-- Problem requirements --
Could you extract every entry below and reproduce it exactly?

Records
* * * *

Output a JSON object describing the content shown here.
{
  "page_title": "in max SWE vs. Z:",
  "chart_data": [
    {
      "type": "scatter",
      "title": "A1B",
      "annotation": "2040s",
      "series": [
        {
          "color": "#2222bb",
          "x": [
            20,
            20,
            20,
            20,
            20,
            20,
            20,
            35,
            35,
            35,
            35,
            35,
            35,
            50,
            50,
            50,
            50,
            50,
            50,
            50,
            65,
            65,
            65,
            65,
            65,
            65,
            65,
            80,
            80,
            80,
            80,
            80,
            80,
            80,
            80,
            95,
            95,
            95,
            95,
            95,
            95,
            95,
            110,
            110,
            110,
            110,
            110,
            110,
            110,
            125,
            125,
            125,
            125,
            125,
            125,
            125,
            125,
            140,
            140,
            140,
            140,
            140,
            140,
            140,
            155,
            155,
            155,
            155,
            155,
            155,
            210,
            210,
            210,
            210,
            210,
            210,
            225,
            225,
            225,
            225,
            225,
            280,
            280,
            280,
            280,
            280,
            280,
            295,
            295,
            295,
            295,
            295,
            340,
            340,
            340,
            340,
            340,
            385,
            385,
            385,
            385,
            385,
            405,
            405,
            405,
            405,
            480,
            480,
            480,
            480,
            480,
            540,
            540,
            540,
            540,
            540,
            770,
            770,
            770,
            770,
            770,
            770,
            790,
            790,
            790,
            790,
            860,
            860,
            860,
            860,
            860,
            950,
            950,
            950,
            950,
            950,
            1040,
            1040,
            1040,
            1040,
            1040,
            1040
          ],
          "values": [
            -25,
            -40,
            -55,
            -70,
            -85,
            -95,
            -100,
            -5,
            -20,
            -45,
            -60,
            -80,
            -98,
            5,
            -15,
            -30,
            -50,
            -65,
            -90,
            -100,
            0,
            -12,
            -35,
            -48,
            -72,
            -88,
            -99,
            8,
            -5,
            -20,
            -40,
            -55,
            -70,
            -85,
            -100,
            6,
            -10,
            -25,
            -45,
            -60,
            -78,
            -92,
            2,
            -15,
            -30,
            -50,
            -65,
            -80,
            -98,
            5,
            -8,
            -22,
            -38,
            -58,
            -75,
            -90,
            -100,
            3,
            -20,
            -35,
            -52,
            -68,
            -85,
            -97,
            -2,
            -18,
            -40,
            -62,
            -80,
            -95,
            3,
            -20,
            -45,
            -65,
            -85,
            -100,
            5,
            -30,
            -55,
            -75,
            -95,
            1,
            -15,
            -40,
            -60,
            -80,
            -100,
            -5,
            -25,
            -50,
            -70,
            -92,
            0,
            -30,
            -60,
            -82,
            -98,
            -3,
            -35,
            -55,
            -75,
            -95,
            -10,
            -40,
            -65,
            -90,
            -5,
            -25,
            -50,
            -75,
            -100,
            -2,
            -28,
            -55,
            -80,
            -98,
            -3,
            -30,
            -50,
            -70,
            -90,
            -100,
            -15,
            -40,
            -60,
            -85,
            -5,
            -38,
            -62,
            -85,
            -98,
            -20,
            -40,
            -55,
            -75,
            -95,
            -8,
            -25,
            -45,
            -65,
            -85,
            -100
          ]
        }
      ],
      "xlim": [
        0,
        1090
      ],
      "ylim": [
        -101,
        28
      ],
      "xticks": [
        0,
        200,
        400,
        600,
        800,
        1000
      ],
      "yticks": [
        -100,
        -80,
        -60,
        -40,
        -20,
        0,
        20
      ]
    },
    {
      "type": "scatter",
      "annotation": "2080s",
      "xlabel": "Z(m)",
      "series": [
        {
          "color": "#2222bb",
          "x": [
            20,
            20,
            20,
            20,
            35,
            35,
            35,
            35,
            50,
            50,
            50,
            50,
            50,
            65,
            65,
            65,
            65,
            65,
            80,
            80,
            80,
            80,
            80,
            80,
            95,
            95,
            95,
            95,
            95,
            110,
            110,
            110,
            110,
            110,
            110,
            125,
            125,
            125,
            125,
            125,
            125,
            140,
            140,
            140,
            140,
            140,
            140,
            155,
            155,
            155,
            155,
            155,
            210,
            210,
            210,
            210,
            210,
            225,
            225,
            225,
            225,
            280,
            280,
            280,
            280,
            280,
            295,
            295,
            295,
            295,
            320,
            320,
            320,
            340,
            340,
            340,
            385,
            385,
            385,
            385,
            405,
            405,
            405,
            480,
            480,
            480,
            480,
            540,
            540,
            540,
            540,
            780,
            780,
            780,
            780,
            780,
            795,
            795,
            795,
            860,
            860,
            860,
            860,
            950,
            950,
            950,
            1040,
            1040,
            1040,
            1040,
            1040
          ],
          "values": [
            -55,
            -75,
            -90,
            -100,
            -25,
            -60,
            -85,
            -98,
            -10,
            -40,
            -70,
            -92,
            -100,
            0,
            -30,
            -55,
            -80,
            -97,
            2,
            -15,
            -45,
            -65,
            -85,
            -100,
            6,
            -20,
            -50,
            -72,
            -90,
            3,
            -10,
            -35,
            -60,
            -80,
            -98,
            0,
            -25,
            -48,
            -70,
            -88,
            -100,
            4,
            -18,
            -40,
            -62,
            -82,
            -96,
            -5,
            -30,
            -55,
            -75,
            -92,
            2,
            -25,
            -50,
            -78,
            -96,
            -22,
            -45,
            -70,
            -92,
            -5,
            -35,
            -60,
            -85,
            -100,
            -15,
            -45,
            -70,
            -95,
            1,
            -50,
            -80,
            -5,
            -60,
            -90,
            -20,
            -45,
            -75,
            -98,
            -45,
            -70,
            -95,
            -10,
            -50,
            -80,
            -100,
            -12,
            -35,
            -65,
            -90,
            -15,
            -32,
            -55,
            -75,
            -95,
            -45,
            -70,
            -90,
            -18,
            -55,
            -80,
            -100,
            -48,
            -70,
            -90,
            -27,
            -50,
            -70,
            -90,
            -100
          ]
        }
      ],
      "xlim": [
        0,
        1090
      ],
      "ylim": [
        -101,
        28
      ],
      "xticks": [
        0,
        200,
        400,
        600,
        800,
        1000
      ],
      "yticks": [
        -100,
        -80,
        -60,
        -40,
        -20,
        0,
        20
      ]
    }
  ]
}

* * * *

-- Written response --
Output a JSON object describing the content shown here.
{
  "page_title": "in max SWE vs. Z:",
  "chart_data": [
    {
      "type": "scatter",
      "title": "A1B",
      "annotation": "2040s",
      "series": [
        {
          "color": "#2222bb",
          "x": [
            20,
            20,
            20,
            20,
            20,
            20,
            20,
            35,
            35,
            35,
            35,
            35,
            35,
            50,
            50,
            50,
            50,
            50,
            50,
            50,
            65,
            65,
            65,
            65,
            65,
            65,
            65,
            80,
            80,
            80,
            80,
            80,
            80,
            80,
            80,
            95,
            95,
            95,
            95,
            95,
            95,
            95,
            110,
            110,
            110,
            110,
            110,
            110,
            110,
            125,
            125,
            125,
            125,
            125,
            125,
            125,
            125,
            140,
            140,
            140,
            140,
            140,
            140,
            140,
            155,
            155,
            155,
            155,
            155,
            155,
            210,
            210,
            210,
            210,
            210,
            210,
            225,
            225,
            225,
            225,
            225,
            280,
            280,
            280,
            280,
            280,
            280,
            295,
            295,
            295,
            295,
            295,
            340,
            340,
            340,
            340,
            340,
            385,
            385,
            385,
            385,
            385,
            405,
            405,
            405,
            405,
            480,
            480,
            480,
            480,
            480,
            540,
            540,
            540,
            540,
            540,
            770,
            770,
            770,
            770,
            770,
            770,
            790,
            790,
            790,
            790,
            860,
            860,
            860,
            860,
            860,
            950,
            950,
            950,
            950,
            950,
            1040,
            1040,
            1040,
            1040,
            1040,
            1040
          ],
          "values": [
            -25,
            -40,
            -55,
            -70,
            -85,
            -95,
            -100,
            -5,
            -20,
            -45,
            -60,
            -80,
            -98,
            5,
            -15,
            -30,
            -50,
            -65,
            -90,
            -100,
            0,
            -12,
            -35,
            -48,
            -72,
            -88,
            -99,
            8,
            -5,
            -20,
            -40,
            -55,
            -70,
            -85,
            -100,
            6,
            -10,
            -25,
            -45,
            -60,
            -78,
            -92,
            2,
            -15,
            -30,
            -50,
            -65,
            -80,
            -98,
            5,
            -8,
            -22,
            -38,
            -58,
            -75,
            -90,
            -100,
            3,
            -20,
            -35,
            -52,
            -68,
            -85,
            -97,
            -2,
            -18,
            -40,
            -62,
            -80,
            -95,
            3,
            -20,
            -45,
            -65,
            -85,
            -100,
            5,
            -30,
            -55,
            -75,
            -95,
            1,
            -15,
            -40,
            -60,
            -80,
            -100,
            -5,
            -25,
            -50,
            -70,
            -92,
            0,
            -30,
            -60,
            -82,
            -98,
            -3,
            -35,
            -55,
            -75,
            -95,
            -10,
            -40,
            -65,
            -90,
            -5,
            -25,
            -50,
            -75,
            -100,
            -2,
            -28,
            -55,
            -80,
            -98,
            -3,
            -30,
            -50,
            -70,
            -90,
            -100,
            -15,
            -40,
            -60,
            -85,
            -5,
            -38,
            -62,
            -85,
            -98,
            -20,
            -40,
            -55,
            -75,
            -95,
            -8,
            -25,
            -45,
            -65,
            -85,
            -100
          ]
        }
      ],
      "xlim": [
        0,
        1090
      ],
      "ylim": [
        -101,
        28
      ],
      "xticks": [
        0,
        200,
        400,
        600,
        800,
        1000
      ],
      "yticks": [
        -100,
        -80,
        -60,
        -40,
        -20,
        0,
        20
      ]
    },
    {
      "type": "scatter",
      "annotation": "2080s",
      "xlabel": "Z(m)",
      "series": [
        {
          "color": "#2222bb",
          "x": [
            20,
            20,
            20,
            20,
            35,
            35,
            35,
            35,
            50,
            50,
            50,
            50,
            50,
            65,
            65,
            65,
            65,
            65,
            80,
            80,
            80,
            80,
            80,
            80,
            95,
            95,
            95,
            95,
            95,
            110,
            110,
            110,
            110,
            110,
            110,
            125,
            125,
            125,
            125,
            125,
            125,
            140,
            140,
            140,
            140,
            140,
            140,
            155,
            155,
            155,
            155,
            155,
            210,
            210,
            210,
            210,
            210,
            225,
            225,
            225,
            225,
            280,
            280,
            280,
            280,
            280,
            295,
            295,
            295,
            295,
            320,
            320,
            320,
            340,
            340,
            340,
            385,
            385,
            385,
            385,
            405,
            405,
            405,
            480,
            480,
            480,
            480,
            540,
            540,
            540,
            540,
            780,
            780,
            780,
            780,
            780,
            795,
            795,
            795,
            860,
            860,
            860,
            860,
            950,
            950,
            950,
            1040,
            1040,
            1040,
            1040,
            1040
          ],
          "values": [
            -55,
            -75,
            -90,
            -100,
            -25,
            -60,
            -85,
            -98,
            -10,
            -40,
            -70,
            -92,
            -100,
            0,
            -30,
            -55,
            -80,
            -97,
            2,
            -15,
            -45,
            -65,
            -85,
            -100,
            6,
            -20,
            -50,
            -72,
            -90,
            3,
            -10,
            -35,
            -60,
            -80,
            -98,
            0,
            -25,
            -48,
            -70,
            -88,
            -100,
            4,
            -18,
            -40,
            -62,
            -82,
            -96,
            -5,
            -30,
            -55,
            -75,
            -92,
            2,
            -25,
            -50,
            -78,
            -96,
            -22,
            -45,
            -70,
            -92,
            -5,
            -35,
            -60,
            -85,
            -100,
            -15,
            -45,
            -70,
            -95,
            1,
            -50,
            -80,
            -5,
            -60,
            -90,
            -20,
            -45,
            -75,
            -98,
            -45,
            -70,
            -95,
            -10,
            -50,
            -80,
            -100,
            -12,
            -35,
            -65,
            -90,
            -15,
            -32,
            -55,
            -75,
            -95,
            -45,
            -70,
            -90,
            -18,
            -55,
            -80,
            -100,
            -48,
            -70,
            -90,
            -27,
            -50,
            -70,
            -90,
            -100
          ]
        }
      ],
      "xlim": [
        0,
        1090
      ],
      "ylim": [
        -101,
        28
      ],
      "xticks": [
        0,
        200,
        400,
        600,
        800,
        1000
      ],
      "yticks": [
        -100,
        -80,
        -60,
        -40,
        -20,
        0,
        20
      ]
    }
  ]
}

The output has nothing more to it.